• [BRIEF]: Copy out the lines from the start of the stored records through the line containing "Ellipse shape xyxy=(300,123,318,159)", inclusive.

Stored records
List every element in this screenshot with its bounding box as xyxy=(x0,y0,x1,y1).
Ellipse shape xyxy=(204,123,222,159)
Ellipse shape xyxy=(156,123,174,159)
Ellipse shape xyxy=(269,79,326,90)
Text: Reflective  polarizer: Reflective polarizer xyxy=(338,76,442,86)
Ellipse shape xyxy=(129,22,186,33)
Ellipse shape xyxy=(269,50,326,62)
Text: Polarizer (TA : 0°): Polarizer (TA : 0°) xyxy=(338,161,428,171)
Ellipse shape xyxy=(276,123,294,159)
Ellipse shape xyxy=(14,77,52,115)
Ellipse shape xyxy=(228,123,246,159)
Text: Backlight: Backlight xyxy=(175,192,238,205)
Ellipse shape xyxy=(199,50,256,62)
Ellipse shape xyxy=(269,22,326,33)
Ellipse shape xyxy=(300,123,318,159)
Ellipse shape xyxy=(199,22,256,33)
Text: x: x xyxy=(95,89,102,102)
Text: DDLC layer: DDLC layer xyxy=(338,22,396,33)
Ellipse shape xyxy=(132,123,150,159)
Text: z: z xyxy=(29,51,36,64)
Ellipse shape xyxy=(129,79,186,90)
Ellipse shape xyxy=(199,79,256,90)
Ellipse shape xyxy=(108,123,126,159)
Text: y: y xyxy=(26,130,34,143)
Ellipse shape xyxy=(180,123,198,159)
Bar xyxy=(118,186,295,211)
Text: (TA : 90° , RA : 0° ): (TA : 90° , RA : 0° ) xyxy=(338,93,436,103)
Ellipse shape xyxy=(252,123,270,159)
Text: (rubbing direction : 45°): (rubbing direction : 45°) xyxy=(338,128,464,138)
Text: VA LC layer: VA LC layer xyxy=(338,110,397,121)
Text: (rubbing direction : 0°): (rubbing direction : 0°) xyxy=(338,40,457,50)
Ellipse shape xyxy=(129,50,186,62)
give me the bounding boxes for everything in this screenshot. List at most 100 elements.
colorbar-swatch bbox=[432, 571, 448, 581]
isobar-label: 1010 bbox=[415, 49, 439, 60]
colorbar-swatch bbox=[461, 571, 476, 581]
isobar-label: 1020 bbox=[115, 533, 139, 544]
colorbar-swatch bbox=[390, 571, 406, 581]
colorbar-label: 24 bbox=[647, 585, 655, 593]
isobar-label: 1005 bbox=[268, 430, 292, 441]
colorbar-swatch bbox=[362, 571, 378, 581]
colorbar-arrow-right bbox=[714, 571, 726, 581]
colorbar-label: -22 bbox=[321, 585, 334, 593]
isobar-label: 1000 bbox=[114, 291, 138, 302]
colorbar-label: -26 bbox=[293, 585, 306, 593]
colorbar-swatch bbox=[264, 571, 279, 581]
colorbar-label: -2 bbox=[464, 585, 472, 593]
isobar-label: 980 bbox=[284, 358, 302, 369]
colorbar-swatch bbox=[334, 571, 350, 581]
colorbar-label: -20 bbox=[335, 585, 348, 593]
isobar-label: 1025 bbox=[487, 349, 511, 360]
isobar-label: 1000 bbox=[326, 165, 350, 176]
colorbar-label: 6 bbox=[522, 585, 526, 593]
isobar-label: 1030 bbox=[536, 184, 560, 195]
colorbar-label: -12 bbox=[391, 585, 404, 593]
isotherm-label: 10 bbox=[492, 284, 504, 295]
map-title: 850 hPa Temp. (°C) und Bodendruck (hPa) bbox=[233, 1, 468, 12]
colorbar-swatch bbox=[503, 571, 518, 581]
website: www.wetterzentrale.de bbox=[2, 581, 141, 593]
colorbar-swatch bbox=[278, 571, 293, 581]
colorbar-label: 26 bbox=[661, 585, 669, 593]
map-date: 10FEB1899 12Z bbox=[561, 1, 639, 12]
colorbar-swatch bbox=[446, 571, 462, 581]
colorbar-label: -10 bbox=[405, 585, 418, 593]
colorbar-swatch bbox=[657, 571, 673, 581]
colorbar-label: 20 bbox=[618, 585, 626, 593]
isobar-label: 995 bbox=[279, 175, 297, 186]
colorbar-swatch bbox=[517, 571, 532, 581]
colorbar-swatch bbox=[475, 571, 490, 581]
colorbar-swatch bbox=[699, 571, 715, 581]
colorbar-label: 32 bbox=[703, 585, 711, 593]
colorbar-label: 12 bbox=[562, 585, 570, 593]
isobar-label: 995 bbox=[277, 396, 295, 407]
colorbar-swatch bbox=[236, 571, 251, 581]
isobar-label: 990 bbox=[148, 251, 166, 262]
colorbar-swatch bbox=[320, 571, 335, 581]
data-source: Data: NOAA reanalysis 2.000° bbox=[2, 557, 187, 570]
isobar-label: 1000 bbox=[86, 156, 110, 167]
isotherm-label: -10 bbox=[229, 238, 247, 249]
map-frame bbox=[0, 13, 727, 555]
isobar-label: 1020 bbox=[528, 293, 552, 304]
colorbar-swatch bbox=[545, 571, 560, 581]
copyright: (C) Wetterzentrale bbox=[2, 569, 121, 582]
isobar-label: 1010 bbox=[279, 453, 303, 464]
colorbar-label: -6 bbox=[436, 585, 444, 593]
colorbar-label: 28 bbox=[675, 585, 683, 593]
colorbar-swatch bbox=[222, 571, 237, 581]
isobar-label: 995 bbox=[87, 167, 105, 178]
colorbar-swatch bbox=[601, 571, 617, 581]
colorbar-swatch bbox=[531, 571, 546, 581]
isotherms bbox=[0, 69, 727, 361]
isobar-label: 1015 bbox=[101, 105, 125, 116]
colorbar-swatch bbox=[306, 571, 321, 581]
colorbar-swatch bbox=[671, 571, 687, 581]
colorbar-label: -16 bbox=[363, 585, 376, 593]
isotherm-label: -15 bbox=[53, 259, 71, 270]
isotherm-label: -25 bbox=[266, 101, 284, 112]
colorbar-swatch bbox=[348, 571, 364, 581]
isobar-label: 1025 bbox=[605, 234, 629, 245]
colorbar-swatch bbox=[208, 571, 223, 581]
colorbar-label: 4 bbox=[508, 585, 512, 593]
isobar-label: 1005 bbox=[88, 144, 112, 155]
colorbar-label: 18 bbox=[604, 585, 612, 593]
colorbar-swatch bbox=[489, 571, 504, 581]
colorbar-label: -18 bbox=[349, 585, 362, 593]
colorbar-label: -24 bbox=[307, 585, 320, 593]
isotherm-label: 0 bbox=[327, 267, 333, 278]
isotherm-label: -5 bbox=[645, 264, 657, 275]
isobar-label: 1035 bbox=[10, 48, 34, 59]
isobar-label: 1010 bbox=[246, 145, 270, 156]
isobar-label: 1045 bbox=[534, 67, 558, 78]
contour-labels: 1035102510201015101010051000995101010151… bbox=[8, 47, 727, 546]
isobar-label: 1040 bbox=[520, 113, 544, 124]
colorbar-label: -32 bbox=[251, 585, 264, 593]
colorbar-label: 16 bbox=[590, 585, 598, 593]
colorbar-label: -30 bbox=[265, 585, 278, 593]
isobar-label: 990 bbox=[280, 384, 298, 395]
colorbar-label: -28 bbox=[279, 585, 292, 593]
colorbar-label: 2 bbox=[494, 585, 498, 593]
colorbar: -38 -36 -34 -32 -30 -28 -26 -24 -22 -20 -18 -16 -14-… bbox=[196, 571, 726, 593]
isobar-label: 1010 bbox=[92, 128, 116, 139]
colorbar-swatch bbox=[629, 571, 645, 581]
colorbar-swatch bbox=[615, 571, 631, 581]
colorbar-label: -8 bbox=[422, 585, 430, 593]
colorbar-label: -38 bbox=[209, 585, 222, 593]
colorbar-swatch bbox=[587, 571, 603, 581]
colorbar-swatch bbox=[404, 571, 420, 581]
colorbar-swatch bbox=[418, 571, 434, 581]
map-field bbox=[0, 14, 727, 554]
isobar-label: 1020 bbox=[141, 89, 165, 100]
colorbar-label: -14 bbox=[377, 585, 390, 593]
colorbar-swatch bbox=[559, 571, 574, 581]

• [EXERCISE ANSWER]:
List every element in this screenshot with its bounding box as xyxy=(x0,y0,x1,y1).
Ellipse shape xyxy=(204,123,222,159)
Ellipse shape xyxy=(156,123,174,159)
Ellipse shape xyxy=(269,79,326,90)
Text: Reflective  polarizer: Reflective polarizer xyxy=(338,76,442,86)
Ellipse shape xyxy=(129,22,186,33)
Ellipse shape xyxy=(269,50,326,62)
Text: Polarizer (TA : 0°): Polarizer (TA : 0°) xyxy=(338,161,428,171)
Ellipse shape xyxy=(276,123,294,159)
Ellipse shape xyxy=(14,77,52,115)
Ellipse shape xyxy=(228,123,246,159)
Text: Backlight: Backlight xyxy=(175,192,238,205)
Ellipse shape xyxy=(199,50,256,62)
Ellipse shape xyxy=(269,22,326,33)
Ellipse shape xyxy=(300,123,318,159)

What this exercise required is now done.